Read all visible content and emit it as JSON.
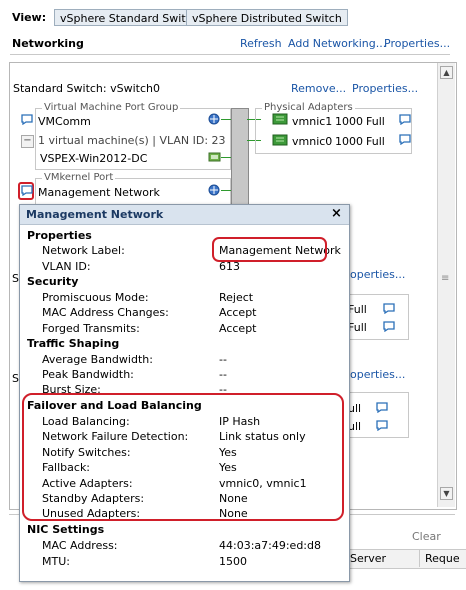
{
  "view": {
    "label": "View:",
    "standard_switch_button": "vSphere Standard Switch",
    "distributed_switch_button": "vSphere Distributed Switch"
  },
  "networking": {
    "title": "Networking",
    "refresh": "Refresh",
    "add_networking": "Add Networking...",
    "properties": "Properties..."
  },
  "switch": {
    "title": "Standard Switch: vSwitch0",
    "remove": "Remove...",
    "properties": "Properties...",
    "vm_port_group": {
      "group_title": "Virtual Machine Port Group",
      "name": "VMComm",
      "vm_count": "1 virtual machine(s) | VLAN ID: 23",
      "vm_name": "VSPEX-Win2012-DC"
    },
    "physical_adapters": {
      "group_title": "Physical Adapters",
      "adapters": [
        {
          "name": "vmnic1",
          "speed": "1000",
          "duplex": "Full"
        },
        {
          "name": "vmnic0",
          "speed": "1000",
          "duplex": "Full"
        }
      ]
    },
    "vmkernel": {
      "group_title": "VMkernel Port",
      "name": "Management Network"
    }
  },
  "background": {
    "s1": "S",
    "s2": "S",
    "properties_2": "operties...",
    "properties_3": "operties...",
    "full_rows": [
      "Full",
      "Full",
      "ull",
      "ull"
    ],
    "clear": "Clear",
    "col_server": "Server",
    "col_requested": "Reque"
  },
  "popup": {
    "title": "Management Network",
    "close": "×",
    "sections": {
      "properties": "Properties",
      "security": "Security",
      "traffic": "Traffic Shaping",
      "failover": "Failover and Load Balancing",
      "nic": "NIC Settings"
    },
    "properties": [
      {
        "label": "Network Label:",
        "value": "Management Network"
      },
      {
        "label": "VLAN ID:",
        "value": "613"
      }
    ],
    "security": [
      {
        "label": "Promiscuous Mode:",
        "value": "Reject"
      },
      {
        "label": "MAC Address Changes:",
        "value": "Accept"
      },
      {
        "label": "Forged Transmits:",
        "value": "Accept"
      }
    ],
    "traffic": [
      {
        "label": "Average Bandwidth:",
        "value": "--"
      },
      {
        "label": "Peak Bandwidth:",
        "value": "--"
      },
      {
        "label": "Burst Size:",
        "value": "--"
      }
    ],
    "failover": [
      {
        "label": "Load Balancing:",
        "value": "IP Hash"
      },
      {
        "label": "Network Failure Detection:",
        "value": "Link status only"
      },
      {
        "label": "Notify Switches:",
        "value": "Yes"
      },
      {
        "label": "Fallback:",
        "value": "Yes"
      },
      {
        "label": "Active Adapters:",
        "value": "vmnic0, vmnic1"
      },
      {
        "label": "Standby Adapters:",
        "value": "None"
      },
      {
        "label": "Unused Adapters:",
        "value": "None"
      }
    ],
    "nic": [
      {
        "label": "MAC Address:",
        "value": "44:03:a7:49:ed:d8"
      },
      {
        "label": "MTU:",
        "value": "1500"
      }
    ]
  },
  "colors": {
    "highlight": "#d01f2a",
    "link": "#1a55a6",
    "nic_green": "#2e9a2e"
  }
}
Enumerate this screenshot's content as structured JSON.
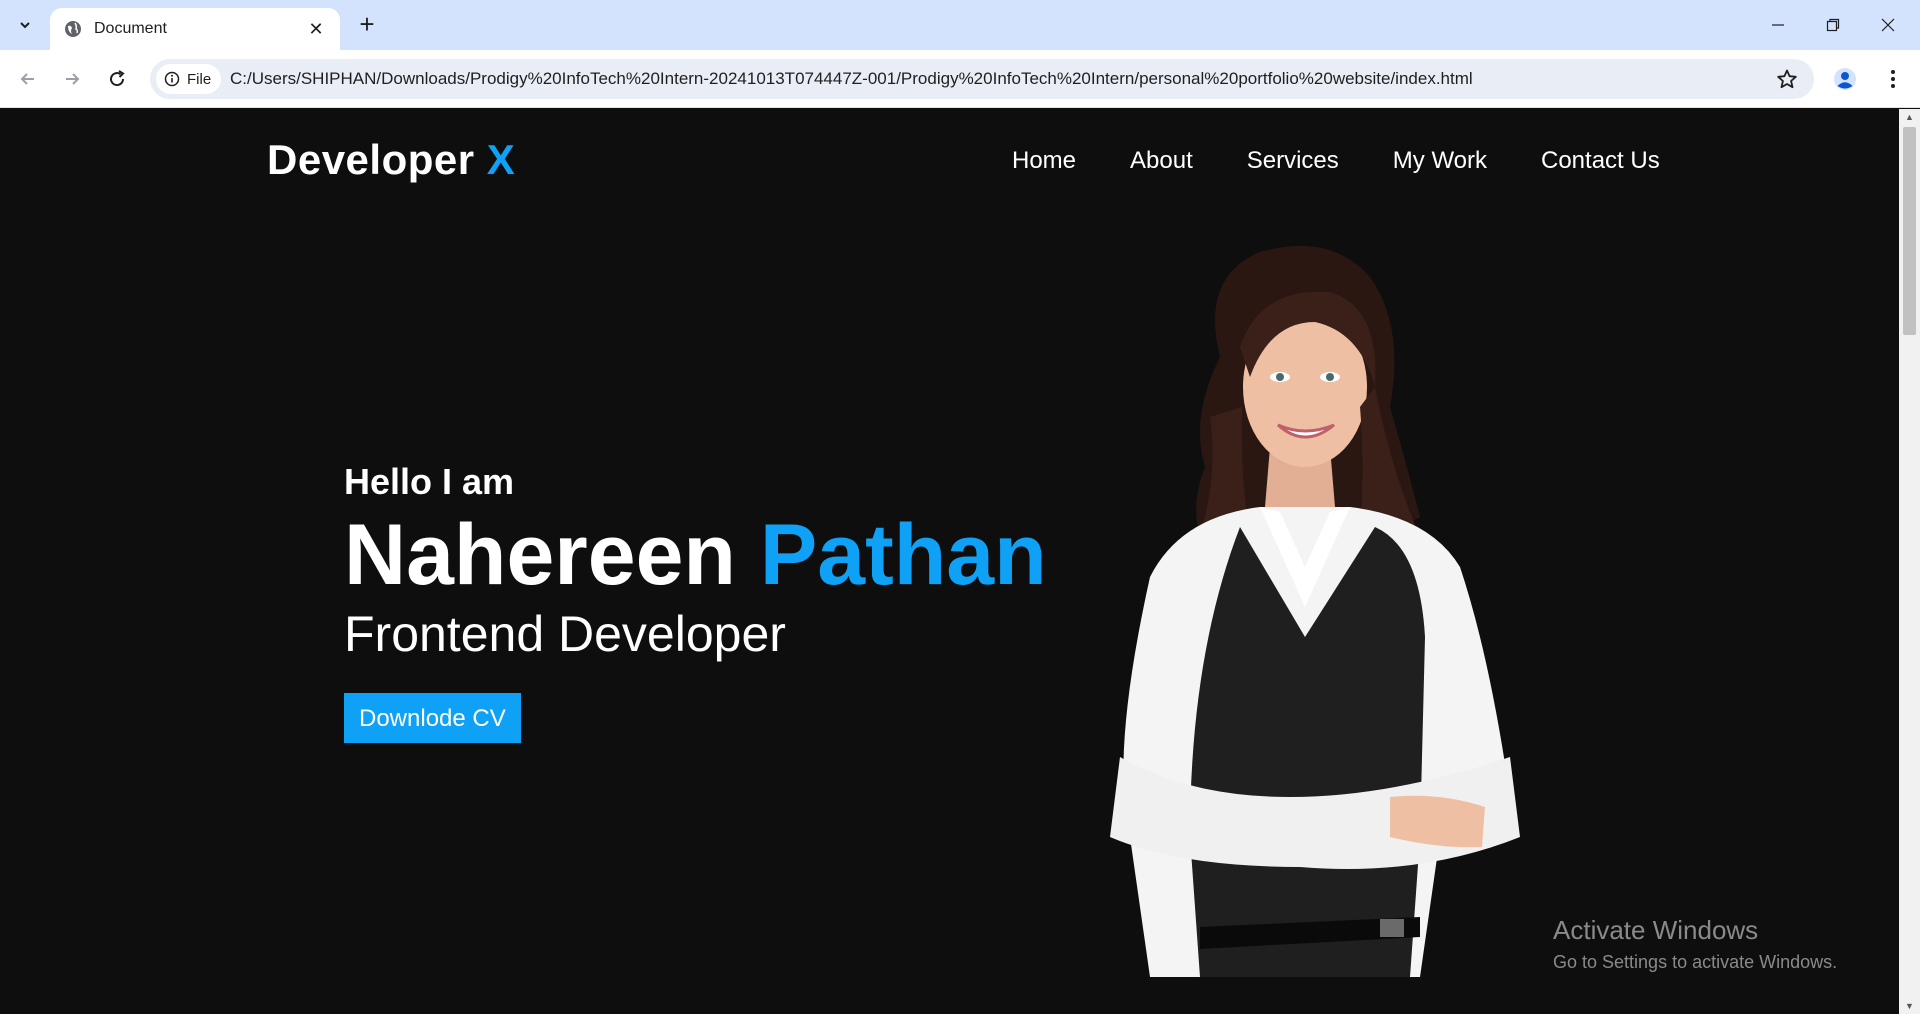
{
  "browser": {
    "tab_title": "Document",
    "address_chip": "File",
    "url": "C:/Users/SHIPHAN/Downloads/Prodigy%20InfoTech%20Intern-20241013T074447Z-001/Prodigy%20InfoTech%20Intern/personal%20portfolio%20website/index.html"
  },
  "site": {
    "logo_main": "Developer",
    "logo_accent": "X",
    "nav": [
      "Home",
      "About",
      "Services",
      "My Work",
      "Contact Us"
    ]
  },
  "hero": {
    "greeting": "Hello I am",
    "first_name": "Nahereen",
    "last_name": "Pathan",
    "role": "Frontend Developer",
    "cta": "Downlode CV"
  },
  "watermark": {
    "line1": "Activate Windows",
    "line2": "Go to Settings to activate Windows."
  },
  "colors": {
    "accent": "#0ea1f6",
    "background": "#0e0e0f",
    "chrome_tabbar": "#d3e3fd"
  }
}
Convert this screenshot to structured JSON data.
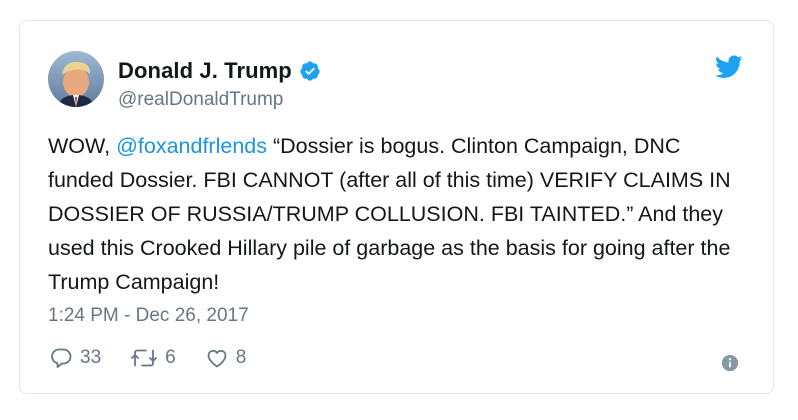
{
  "tweet": {
    "display_name": "Donald J. Trump",
    "handle": "@realDonaldTrump",
    "text_pre": "WOW, ",
    "mention": "@foxandfrlends",
    "text_post": " “Dossier is bogus. Clinton Campaign, DNC funded Dossier. FBI CANNOT (after all of this time) VERIFY CLAIMS IN DOSSIER OF RUSSIA/TRUMP COLLUSION. FBI TAINTED.” And they used this Crooked Hillary pile of garbage as the basis for going after the Trump Campaign!",
    "timestamp": "1:24 PM - Dec 26, 2017",
    "replies": "33",
    "retweets": "6",
    "likes": "8"
  },
  "colors": {
    "accent": "#1da1f2",
    "mention": "#1b95e0",
    "muted": "#657786",
    "text": "#14171a"
  },
  "icons": {
    "avatar": "profile-photo",
    "verified": "verified-badge-icon",
    "brand": "twitter-bird-icon",
    "reply": "reply-icon",
    "retweet": "retweet-icon",
    "like": "heart-icon",
    "info": "info-icon"
  }
}
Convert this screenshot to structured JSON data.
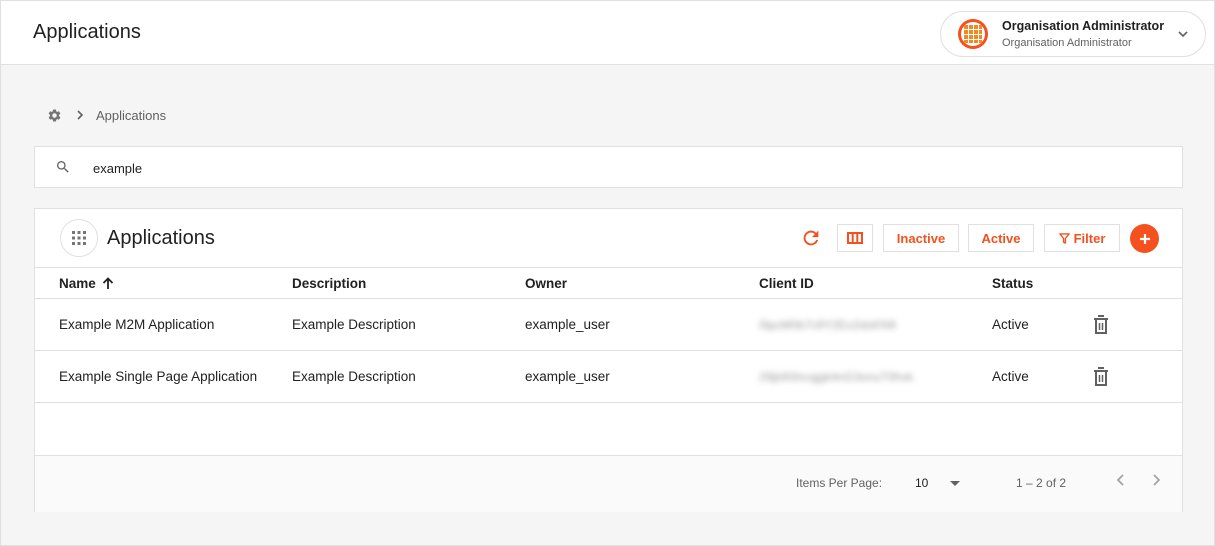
{
  "header": {
    "title": "Applications",
    "user": {
      "name": "Organisation Administrator",
      "role": "Organisation Administrator",
      "avatar_icon": "orange-grid-logo"
    }
  },
  "breadcrumb": {
    "root_icon": "gear-icon",
    "current": "Applications"
  },
  "search": {
    "value": "example",
    "placeholder": ""
  },
  "card": {
    "title": "Applications",
    "toolbar": {
      "inactive_label": "Inactive",
      "active_label": "Active",
      "filter_label": "Filter"
    },
    "columns": [
      "Name",
      "Description",
      "Owner",
      "Client ID",
      "Status"
    ],
    "sort": {
      "column": "Name",
      "direction": "ascending"
    },
    "rows": [
      {
        "name": "Example M2M Application",
        "description": "Example Description",
        "owner": "example_user",
        "client_id": "0lpcM0b7c9Y2Eo2dsKN9",
        "status": "Active"
      },
      {
        "name": "Example Single Page Application",
        "description": "Example Description",
        "owner": "example_user",
        "client_id": "29jb9Shcqjgk4nG3onuT0hvk",
        "status": "Active"
      }
    ]
  },
  "paginator": {
    "items_per_page_label": "Items Per Page:",
    "page_size": "10",
    "range_label": "1 – 2 of 2"
  },
  "colors": {
    "accent": "#f4511e",
    "border": "#e0e0e0",
    "background": "#f5f5f5"
  }
}
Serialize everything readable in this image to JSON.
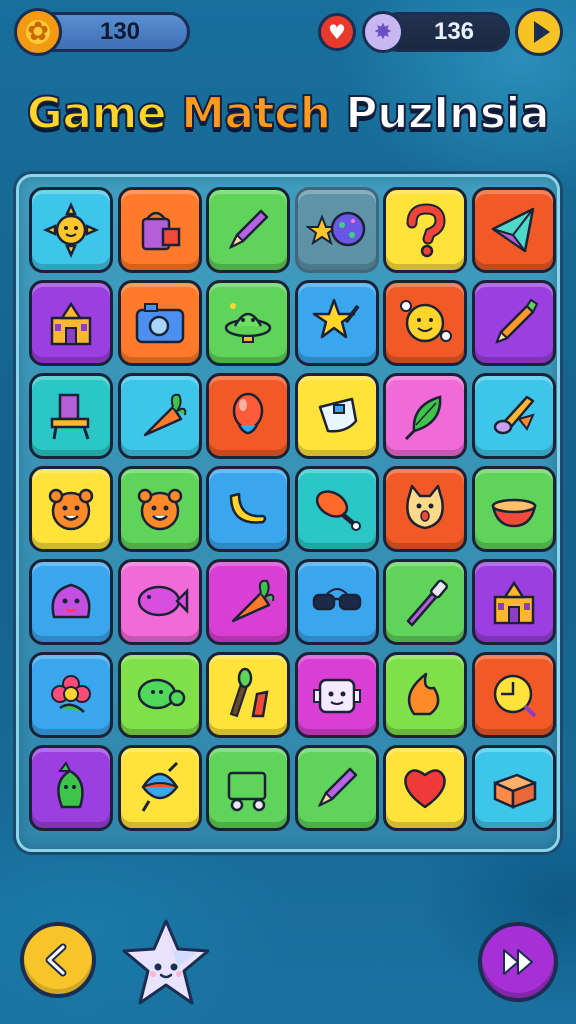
{
  "hud": {
    "coins": "130",
    "gems": "136",
    "coin_icon": "gear-icon",
    "heart_icon": "heart-icon",
    "gem_icon": "gem-icon",
    "play_icon": "play-icon"
  },
  "title": {
    "part1": "Game",
    "part2": "Match",
    "part3": "PuzInsia"
  },
  "colors": {
    "cyan": "#3ec6ea",
    "orange": "#ff7a2a",
    "green": "#5fd35a",
    "yellow": "#ffe23a",
    "red": "#f2562a",
    "purple": "#9b3fe0",
    "pink": "#f06bd7",
    "teal": "#2bc7c7",
    "lime": "#7fe04a",
    "blue": "#3aa6ee",
    "magenta": "#d93fd4",
    "orangeRed": "#f15a26"
  },
  "grid": [
    [
      {
        "c": "cyan",
        "icon": "sun-icon"
      },
      {
        "c": "orange",
        "icon": "bucket-icon"
      },
      {
        "c": "green",
        "icon": "pencil-icon"
      },
      {
        "c": "empty",
        "icon": "star-ball-icon"
      },
      {
        "c": "yellow",
        "icon": "question-mark-icon"
      },
      {
        "c": "orangeRed",
        "icon": "kite-icon"
      }
    ],
    [
      {
        "c": "purple",
        "icon": "house-icon"
      },
      {
        "c": "orange",
        "icon": "camera-icon"
      },
      {
        "c": "green",
        "icon": "ufo-icon"
      },
      {
        "c": "blue",
        "icon": "star-wand-icon"
      },
      {
        "c": "orangeRed",
        "icon": "smiley-ball-icon"
      },
      {
        "c": "purple",
        "icon": "crayon-icon"
      }
    ],
    [
      {
        "c": "teal",
        "icon": "chair-icon"
      },
      {
        "c": "cyan",
        "icon": "carrot-icon"
      },
      {
        "c": "orangeRed",
        "icon": "balloon-icon"
      },
      {
        "c": "yellow",
        "icon": "bag-icon"
      },
      {
        "c": "pink",
        "icon": "leaf-broom-icon"
      },
      {
        "c": "cyan",
        "icon": "paintbrush-icon"
      }
    ],
    [
      {
        "c": "yellow",
        "icon": "bear-face-icon"
      },
      {
        "c": "green",
        "icon": "bear-face-icon"
      },
      {
        "c": "blue",
        "icon": "banana-icon"
      },
      {
        "c": "teal",
        "icon": "drumstick-icon"
      },
      {
        "c": "orangeRed",
        "icon": "cat-face-icon"
      },
      {
        "c": "green",
        "icon": "bowl-icon"
      }
    ],
    [
      {
        "c": "blue",
        "icon": "blob-icon"
      },
      {
        "c": "pink",
        "icon": "fish-icon"
      },
      {
        "c": "magenta",
        "icon": "carrot-icon"
      },
      {
        "c": "blue",
        "icon": "sunglasses-icon"
      },
      {
        "c": "green",
        "icon": "screwdriver-icon"
      },
      {
        "c": "purple",
        "icon": "house-icon"
      }
    ],
    [
      {
        "c": "blue",
        "icon": "flower-icon"
      },
      {
        "c": "lime",
        "icon": "turtle-icon"
      },
      {
        "c": "yellow",
        "icon": "brushes-icon"
      },
      {
        "c": "magenta",
        "icon": "robot-face-icon"
      },
      {
        "c": "lime",
        "icon": "flame-icon"
      },
      {
        "c": "orangeRed",
        "icon": "lemon-icon"
      }
    ],
    [
      {
        "c": "purple",
        "icon": "cactus-icon"
      },
      {
        "c": "yellow",
        "icon": "spinning-top-icon"
      },
      {
        "c": "green",
        "icon": "cart-icon"
      },
      {
        "c": "green",
        "icon": "pencil-icon"
      },
      {
        "c": "yellow",
        "icon": "heart-icon"
      },
      {
        "c": "cyan",
        "icon": "box-icon"
      }
    ]
  ],
  "bottom": {
    "back_icon": "chevron-left-icon",
    "mascot_icon": "star-mascot-icon",
    "forward_icon": "fast-forward-icon"
  }
}
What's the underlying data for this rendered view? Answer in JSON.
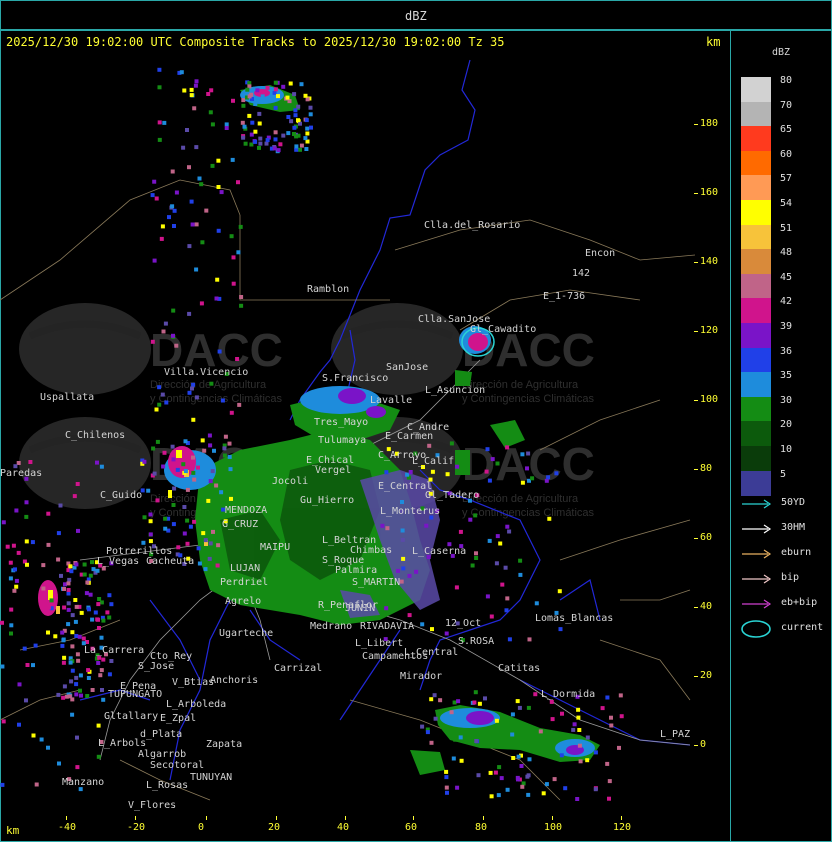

- - -

Which lines contain "JSON"? Copy each of them.

Solution:
Read all visible content and emit it as JSON.
Enumerate this screenshot's content as structured JSON.
Convert this screenshot to structured JSON data.
Convert this screenshot to structured JSON data.
Serialize everything readable in this image to JSON.
What's the underlying data for this rendered view? Answer in JSON.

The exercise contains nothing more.